WHAT YOU SHOULD DO:
Convert every line of the entries below into a numbered list, omitting any blank lines.

Data drawn from a collection
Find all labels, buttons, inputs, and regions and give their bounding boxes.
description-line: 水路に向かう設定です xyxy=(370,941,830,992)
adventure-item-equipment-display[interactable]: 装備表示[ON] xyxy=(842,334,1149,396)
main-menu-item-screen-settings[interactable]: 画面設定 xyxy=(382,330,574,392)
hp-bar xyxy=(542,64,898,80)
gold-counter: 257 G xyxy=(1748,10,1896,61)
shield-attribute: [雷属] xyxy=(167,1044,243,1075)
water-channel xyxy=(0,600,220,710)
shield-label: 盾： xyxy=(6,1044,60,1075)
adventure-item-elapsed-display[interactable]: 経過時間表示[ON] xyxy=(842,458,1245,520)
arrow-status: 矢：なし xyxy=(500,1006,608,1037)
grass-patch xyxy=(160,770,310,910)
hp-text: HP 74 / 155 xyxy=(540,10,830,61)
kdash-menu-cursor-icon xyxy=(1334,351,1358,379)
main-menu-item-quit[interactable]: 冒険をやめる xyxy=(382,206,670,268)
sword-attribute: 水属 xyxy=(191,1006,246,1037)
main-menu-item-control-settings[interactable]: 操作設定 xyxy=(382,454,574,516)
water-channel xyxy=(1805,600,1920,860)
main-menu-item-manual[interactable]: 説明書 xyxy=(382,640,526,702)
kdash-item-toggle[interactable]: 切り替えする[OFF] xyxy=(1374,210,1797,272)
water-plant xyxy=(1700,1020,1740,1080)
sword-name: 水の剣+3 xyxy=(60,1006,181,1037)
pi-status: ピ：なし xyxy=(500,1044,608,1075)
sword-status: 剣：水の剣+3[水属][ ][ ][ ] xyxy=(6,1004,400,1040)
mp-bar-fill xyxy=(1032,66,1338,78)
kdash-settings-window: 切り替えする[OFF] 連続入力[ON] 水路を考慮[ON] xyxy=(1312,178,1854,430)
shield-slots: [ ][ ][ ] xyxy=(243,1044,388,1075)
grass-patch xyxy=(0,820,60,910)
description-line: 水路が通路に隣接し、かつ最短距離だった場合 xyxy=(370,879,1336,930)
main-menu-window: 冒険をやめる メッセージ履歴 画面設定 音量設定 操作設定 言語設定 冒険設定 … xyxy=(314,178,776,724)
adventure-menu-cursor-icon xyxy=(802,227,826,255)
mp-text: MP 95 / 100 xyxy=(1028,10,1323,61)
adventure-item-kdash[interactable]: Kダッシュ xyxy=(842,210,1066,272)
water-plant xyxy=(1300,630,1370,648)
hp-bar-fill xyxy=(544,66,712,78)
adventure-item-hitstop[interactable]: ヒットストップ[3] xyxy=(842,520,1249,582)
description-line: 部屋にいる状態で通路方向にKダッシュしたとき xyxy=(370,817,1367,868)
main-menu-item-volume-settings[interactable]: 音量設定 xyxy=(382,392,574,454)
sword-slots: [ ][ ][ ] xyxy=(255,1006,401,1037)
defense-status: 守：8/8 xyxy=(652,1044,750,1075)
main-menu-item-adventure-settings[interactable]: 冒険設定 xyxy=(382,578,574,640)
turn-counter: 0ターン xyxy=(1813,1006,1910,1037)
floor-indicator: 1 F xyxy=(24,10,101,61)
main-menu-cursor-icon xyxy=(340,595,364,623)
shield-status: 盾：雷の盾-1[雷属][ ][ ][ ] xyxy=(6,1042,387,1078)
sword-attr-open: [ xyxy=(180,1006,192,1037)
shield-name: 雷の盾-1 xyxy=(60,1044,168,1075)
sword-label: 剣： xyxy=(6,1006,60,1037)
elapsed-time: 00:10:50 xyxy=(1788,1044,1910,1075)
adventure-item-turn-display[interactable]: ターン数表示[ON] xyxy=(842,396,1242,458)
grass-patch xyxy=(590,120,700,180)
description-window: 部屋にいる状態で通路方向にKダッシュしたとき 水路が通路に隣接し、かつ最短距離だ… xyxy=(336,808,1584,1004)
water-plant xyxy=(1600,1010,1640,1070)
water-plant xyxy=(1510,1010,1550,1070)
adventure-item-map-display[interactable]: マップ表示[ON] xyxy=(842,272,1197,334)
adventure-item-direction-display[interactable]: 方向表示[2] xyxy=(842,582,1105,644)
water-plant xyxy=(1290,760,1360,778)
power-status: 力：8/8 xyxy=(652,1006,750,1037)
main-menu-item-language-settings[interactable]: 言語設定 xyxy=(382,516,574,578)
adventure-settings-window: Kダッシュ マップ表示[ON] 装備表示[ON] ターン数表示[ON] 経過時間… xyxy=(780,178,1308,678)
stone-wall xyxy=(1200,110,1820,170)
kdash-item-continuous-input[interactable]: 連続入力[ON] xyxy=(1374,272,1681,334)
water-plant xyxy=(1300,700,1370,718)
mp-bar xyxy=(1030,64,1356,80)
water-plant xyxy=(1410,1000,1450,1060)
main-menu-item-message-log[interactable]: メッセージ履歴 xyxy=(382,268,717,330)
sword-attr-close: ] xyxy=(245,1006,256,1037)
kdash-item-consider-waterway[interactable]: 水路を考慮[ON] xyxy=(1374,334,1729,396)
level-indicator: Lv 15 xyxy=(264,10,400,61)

RESPONSE TO THIS EXERCISE:
1. Find all labels, buttons, inputs, and regions and give their bounding boxes.
2. description-line: 水路に向かう設定です xyxy=(370,941,830,992)
3. adventure-item-equipment-display[interactable]: 装備表示[ON] xyxy=(842,334,1149,396)
4. main-menu-item-screen-settings[interactable]: 画面設定 xyxy=(382,330,574,392)
5. hp-bar xyxy=(542,64,898,80)
6. gold-counter: 257 G xyxy=(1748,10,1896,61)
7. shield-attribute: [雷属] xyxy=(167,1044,243,1075)
8. water-channel xyxy=(0,600,220,710)
9. shield-label: 盾： xyxy=(6,1044,60,1075)
10. adventure-item-elapsed-display[interactable]: 経過時間表示[ON] xyxy=(842,458,1245,520)
11. arrow-status: 矢：なし xyxy=(500,1006,608,1037)
12. grass-patch xyxy=(160,770,310,910)
13. hp-text: HP 74 / 155 xyxy=(540,10,830,61)
14. kdash-menu-cursor-icon xyxy=(1334,351,1358,379)
15. main-menu-item-quit[interactable]: 冒険をやめる xyxy=(382,206,670,268)
16. sword-attribute: 水属 xyxy=(191,1006,246,1037)
17. main-menu-item-control-settings[interactable]: 操作設定 xyxy=(382,454,574,516)
18. water-channel xyxy=(1805,600,1920,860)
19. main-menu-item-manual[interactable]: 説明書 xyxy=(382,640,526,702)
20. kdash-item-toggle[interactable]: 切り替えする[OFF] xyxy=(1374,210,1797,272)
21. water-plant xyxy=(1700,1020,1740,1080)
22. sword-name: 水の剣+3 xyxy=(60,1006,181,1037)
23. pi-status: ピ：なし xyxy=(500,1044,608,1075)
24. sword-status: 剣：水の剣+3[水属][ ][ ][ ] xyxy=(6,1004,400,1040)
25. mp-bar-fill xyxy=(1032,66,1338,78)
26. kdash-settings-window: 切り替えする[OFF] 連続入力[ON] 水路を考慮[ON] xyxy=(1312,178,1854,430)
27. shield-slots: [ ][ ][ ] xyxy=(243,1044,388,1075)
28. grass-patch xyxy=(0,820,60,910)
29. description-line: 水路が通路に隣接し、かつ最短距離だった場合 xyxy=(370,879,1336,930)
30. main-menu-window: 冒険をやめる メッセージ履歴 画面設定 音量設定 操作設定 言語設定 冒険設定 … xyxy=(314,178,776,724)
31. adventure-menu-cursor-icon xyxy=(802,227,826,255)
32. mp-text: MP 95 / 100 xyxy=(1028,10,1323,61)
33. adventure-item-kdash[interactable]: Kダッシュ xyxy=(842,210,1066,272)
34. water-plant xyxy=(1300,630,1370,648)
35. hp-bar-fill xyxy=(544,66,712,78)
36. adventure-item-hitstop[interactable]: ヒットストップ[3] xyxy=(842,520,1249,582)
37. description-line: 部屋にいる状態で通路方向にKダッシュしたとき xyxy=(370,817,1367,868)
38. main-menu-item-volume-settings[interactable]: 音量設定 xyxy=(382,392,574,454)
39. sword-slots: [ ][ ][ ] xyxy=(255,1006,401,1037)
40. defense-status: 守：8/8 xyxy=(652,1044,750,1075)
41. main-menu-item-adventure-settings[interactable]: 冒険設定 xyxy=(382,578,574,640)
42. turn-counter: 0ターン xyxy=(1813,1006,1910,1037)
43. floor-indicator: 1 F xyxy=(24,10,101,61)
44. main-menu-cursor-icon xyxy=(340,595,364,623)
45. shield-status: 盾：雷の盾-1[雷属][ ][ ][ ] xyxy=(6,1042,387,1078)
46. sword-attr-open: [ xyxy=(180,1006,192,1037)
47. shield-name: 雷の盾-1 xyxy=(60,1044,168,1075)
48. sword-label: 剣： xyxy=(6,1006,60,1037)
49. elapsed-time: 00:10:50 xyxy=(1788,1044,1910,1075)
50. adventure-item-turn-display[interactable]: ターン数表示[ON] xyxy=(842,396,1242,458)
51. grass-patch xyxy=(590,120,700,180)
52. description-window: 部屋にいる状態で通路方向にKダッシュしたとき 水路が通路に隣接し、かつ最短距離だ… xyxy=(336,808,1584,1004)
53. water-plant xyxy=(1600,1010,1640,1070)
54. water-plant xyxy=(1510,1010,1550,1070)
55. adventure-item-map-display[interactable]: マップ表示[ON] xyxy=(842,272,1197,334)
56. adventure-item-direction-display[interactable]: 方向表示[2] xyxy=(842,582,1105,644)
57. water-plant xyxy=(1290,760,1360,778)
58. power-status: 力：8/8 xyxy=(652,1006,750,1037)
59. main-menu-item-language-settings[interactable]: 言語設定 xyxy=(382,516,574,578)
60. adventure-settings-window: Kダッシュ マップ表示[ON] 装備表示[ON] ターン数表示[ON] 経過時間… xyxy=(780,178,1308,678)
61. stone-wall xyxy=(1200,110,1820,170)
62. kdash-item-continuous-input[interactable]: 連続入力[ON] xyxy=(1374,272,1681,334)
63. water-plant xyxy=(1300,700,1370,718)
64. mp-bar xyxy=(1030,64,1356,80)
65. water-plant xyxy=(1410,1000,1450,1060)
66. main-menu-item-message-log[interactable]: メッセージ履歴 xyxy=(382,268,717,330)
67. sword-attr-close: ] xyxy=(245,1006,256,1037)
68. kdash-item-consider-waterway[interactable]: 水路を考慮[ON] xyxy=(1374,334,1729,396)
69. level-indicator: Lv 15 xyxy=(264,10,400,61)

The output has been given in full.